DATASET EXTRACT ->
_ _ _ _
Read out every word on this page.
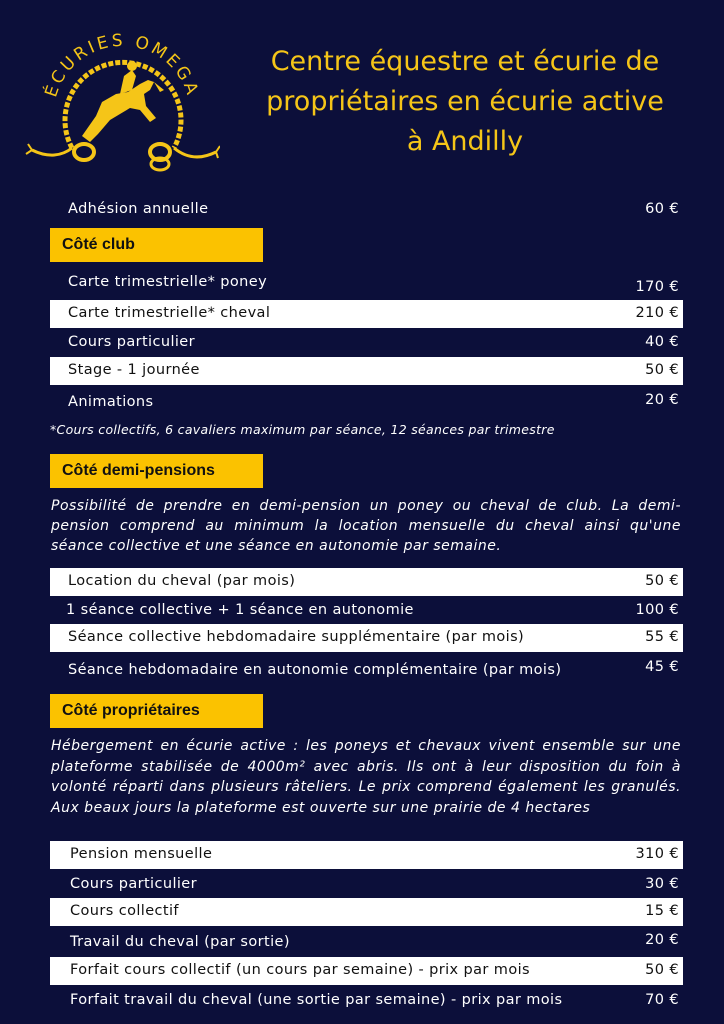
ÉCURIES OMEGA
Centre équestre et écurie de
propriétaires en écurie active
à Andilly
Adhésion annuelle	60 €
Côté club
Carte trimestrielle* poney	170 €
Carte trimestrielle* cheval	210 €
Cours particulier	40 €
Stage - 1 journée	50 €
Animations	20 €
*Cours collectifs, 6 cavaliers maximum par séance, 12 séances par trimestre
Côté demi-pensions
Possibilité de prendre en demi-pension un poney ou cheval de club. La demi-pension comprend au minimum la location mensuelle du cheval ainsi qu'une séance collective et une séance en autonomie par semaine.
Location du cheval (par mois)	50 €
1 séance collective + 1 séance en autonomie	100 €
Séance collective hebdomadaire supplémentaire (par mois)	55 €
Séance hebdomadaire en autonomie complémentaire (par mois)	45 €
Côté propriétaires
Hébergement en écurie active : les poneys et chevaux vivent ensemble sur une plateforme stabilisée de 4000m² avec abris. Ils ont à leur disposition du foin à volonté réparti dans plusieurs râteliers. Le prix comprend également les granulés. Aux beaux jours la plateforme est ouverte sur une prairie de 4 hectares
Pension mensuelle	310 €
Cours particulier	30 €
Cours collectif	15 €
Travail du cheval (par sortie)	20 €
Forfait cours collectif (un cours par semaine) - prix par mois	50 €
Forfait travail du cheval (une sortie par semaine) - prix par mois	70 €
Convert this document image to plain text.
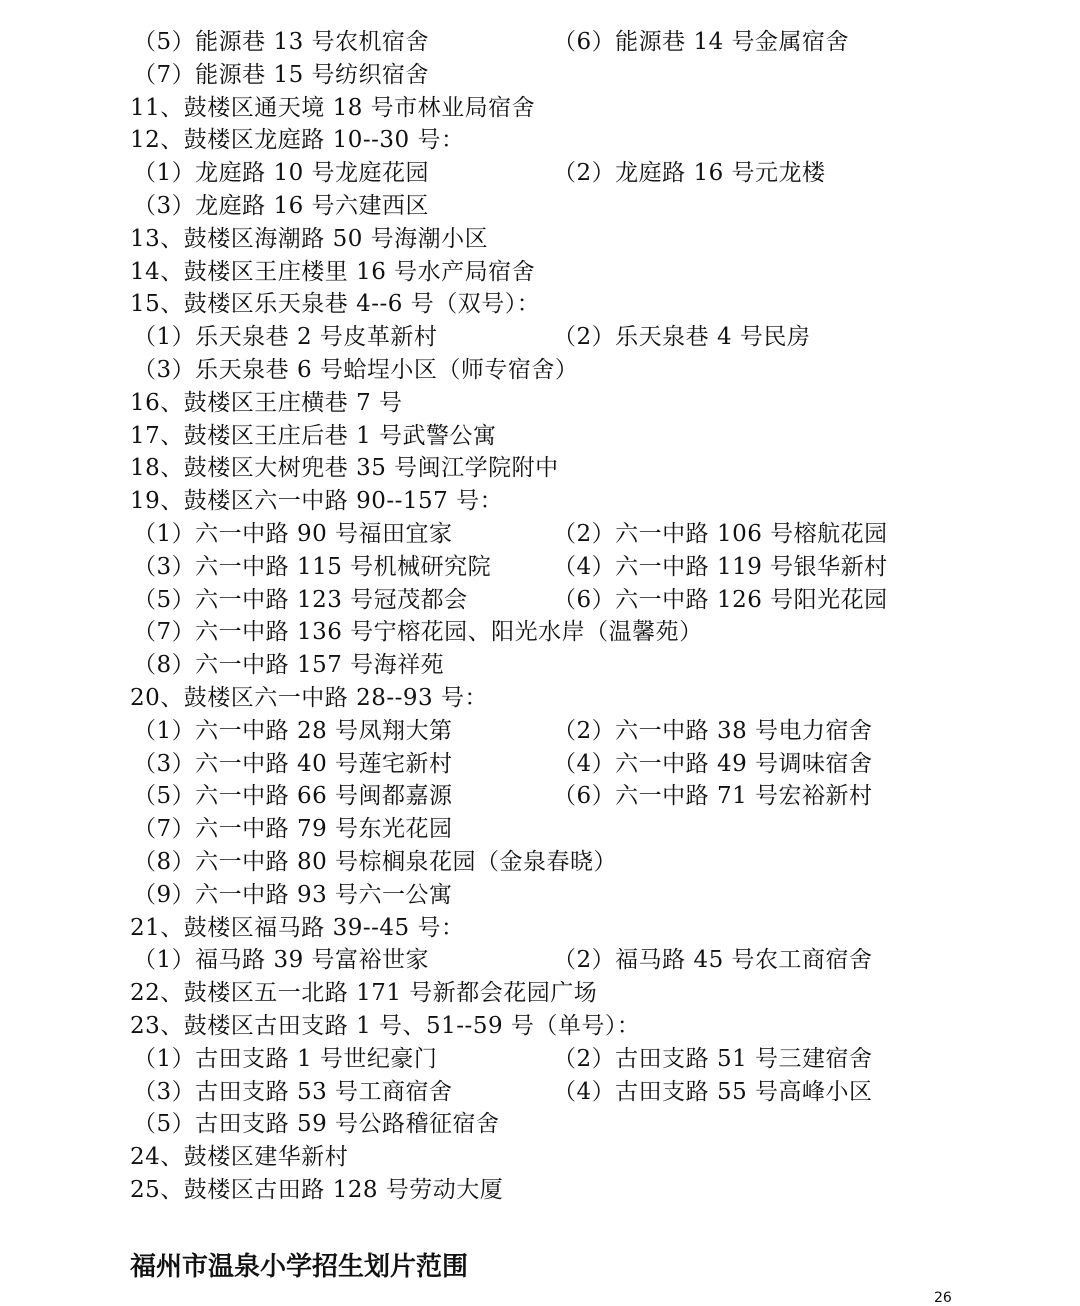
（5）能源巷 13 号农机宿舍	（6）能源巷 14 号金属宿舍
（7）能源巷 15 号纺织宿舍
11、鼓楼区通天境 18 号市林业局宿舍
12、鼓楼区龙庭路 10--30 号：
（1）龙庭路 10 号龙庭花园	（2）龙庭路 16 号元龙楼
（3）龙庭路 16 号六建西区
13、鼓楼区海潮路 50 号海潮小区
14、鼓楼区王庄楼里 16 号水产局宿舍
15、鼓楼区乐天泉巷 4--6 号（双号）：
（1）乐天泉巷 2 号皮革新村	（2）乐天泉巷 4 号民房
（3）乐天泉巷 6 号蛤埕小区（师专宿舍）
16、鼓楼区王庄横巷 7 号
17、鼓楼区王庄后巷 1 号武警公寓
18、鼓楼区大树兜巷 35 号闽江学院附中
19、鼓楼区六一中路 90--157 号：
（1）六一中路 90 号福田宜家	（2）六一中路 106 号榕航花园
（3）六一中路 115 号机械研究院	（4）六一中路 119 号银华新村
（5）六一中路 123 号冠茂都会	（6）六一中路 126 号阳光花园
（7）六一中路 136 号宁榕花园、阳光水岸（温馨苑）
（8）六一中路 157 号海祥苑
20、鼓楼区六一中路 28--93 号：
（1）六一中路 28 号凤翔大第	（2）六一中路 38 号电力宿舍
（3）六一中路 40 号莲宅新村	（4）六一中路 49 号调味宿舍
（5）六一中路 66 号闽都嘉源	（6）六一中路 71 号宏裕新村
（7）六一中路 79 号东光花园
（8）六一中路 80 号棕榈泉花园（金泉春晓）
（9）六一中路 93 号六一公寓
21、鼓楼区福马路 39--45 号：
（1）福马路 39 号富裕世家	（2）福马路 45 号农工商宿舍
22、鼓楼区五一北路 171 号新都会花园广场
23、鼓楼区古田支路 1 号、51--59 号（单号）：
（1）古田支路 1 号世纪豪门	（2）古田支路 51 号三建宿舍
（3）古田支路 53 号工商宿舍	（4）古田支路 55 号高峰小区
（5）古田支路 59 号公路稽征宿舍
24、鼓楼区建华新村
25、鼓楼区古田路 128 号劳动大厦
福州市温泉小学招生划片范围
26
_ _ _ _
DESCRIPTION OF THE TASK -> Write only the number of lines in the records that include the word "Carte".

RESULT FOR THIS TASK -> 2